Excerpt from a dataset
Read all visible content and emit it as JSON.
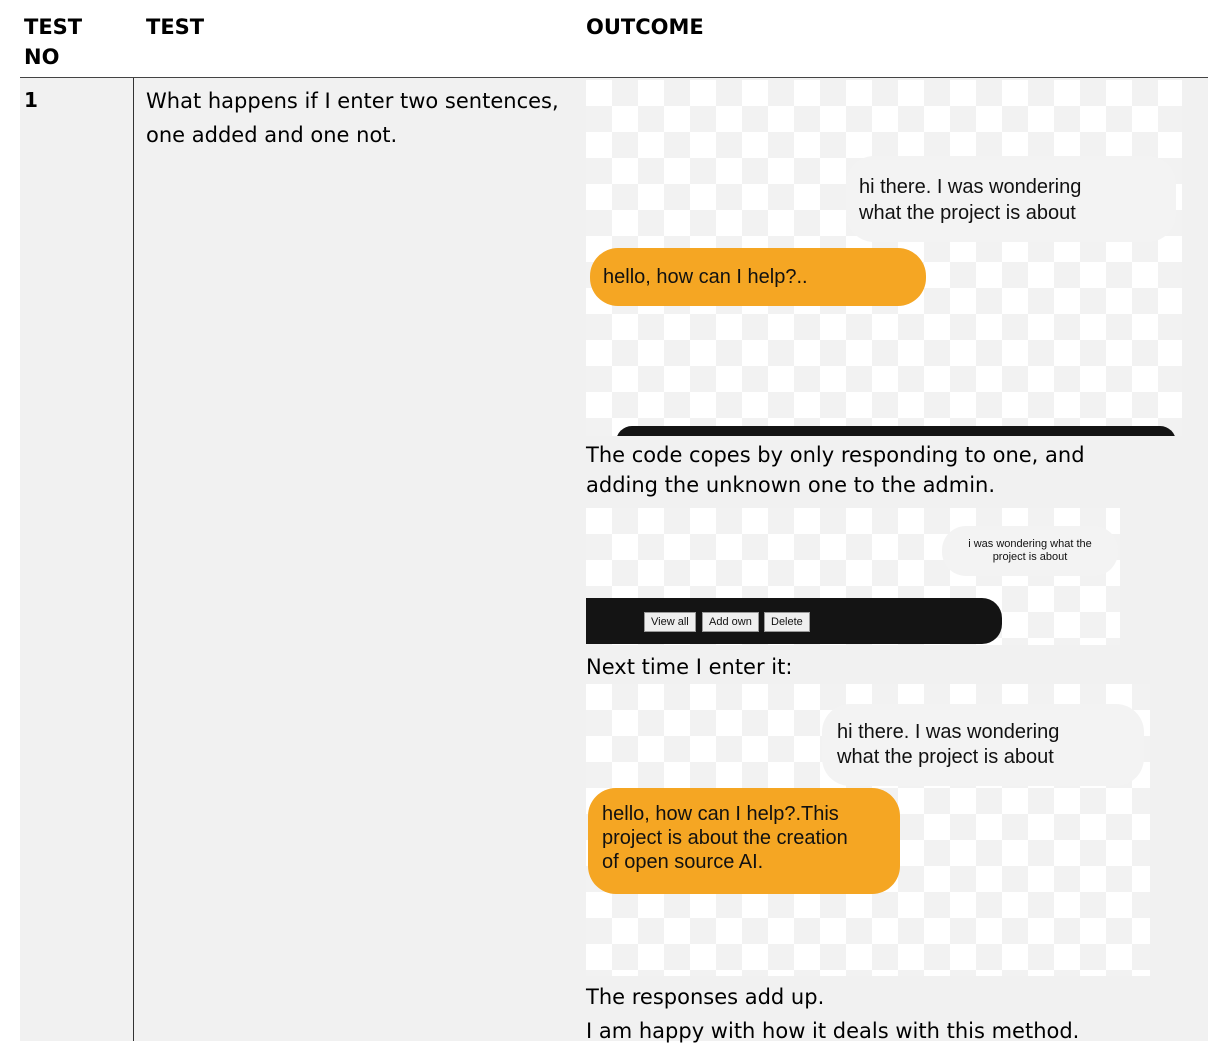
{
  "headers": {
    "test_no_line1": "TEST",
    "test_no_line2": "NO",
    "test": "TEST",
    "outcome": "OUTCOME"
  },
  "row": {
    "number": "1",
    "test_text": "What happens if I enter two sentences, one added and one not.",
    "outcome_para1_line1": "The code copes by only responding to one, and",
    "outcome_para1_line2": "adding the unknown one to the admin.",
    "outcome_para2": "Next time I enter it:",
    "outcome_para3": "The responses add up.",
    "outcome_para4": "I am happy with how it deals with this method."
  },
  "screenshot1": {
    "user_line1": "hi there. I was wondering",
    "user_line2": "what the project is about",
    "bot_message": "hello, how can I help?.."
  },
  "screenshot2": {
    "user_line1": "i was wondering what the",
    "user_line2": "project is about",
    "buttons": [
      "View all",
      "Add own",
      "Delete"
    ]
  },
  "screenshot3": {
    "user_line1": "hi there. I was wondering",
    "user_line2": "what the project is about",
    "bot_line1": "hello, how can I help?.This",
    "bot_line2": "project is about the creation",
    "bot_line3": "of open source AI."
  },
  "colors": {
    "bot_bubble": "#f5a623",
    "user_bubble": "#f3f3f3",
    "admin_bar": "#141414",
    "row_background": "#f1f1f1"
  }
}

WHAT YOU WILL DO
Look above for lines with the word "about" and copy them all.

RESPONSE
    "user_line2": "what the project is about",
    "user_line2": "project is about",
    "user_line2": "what the project is about",
    "bot_line2": "project is about the creation",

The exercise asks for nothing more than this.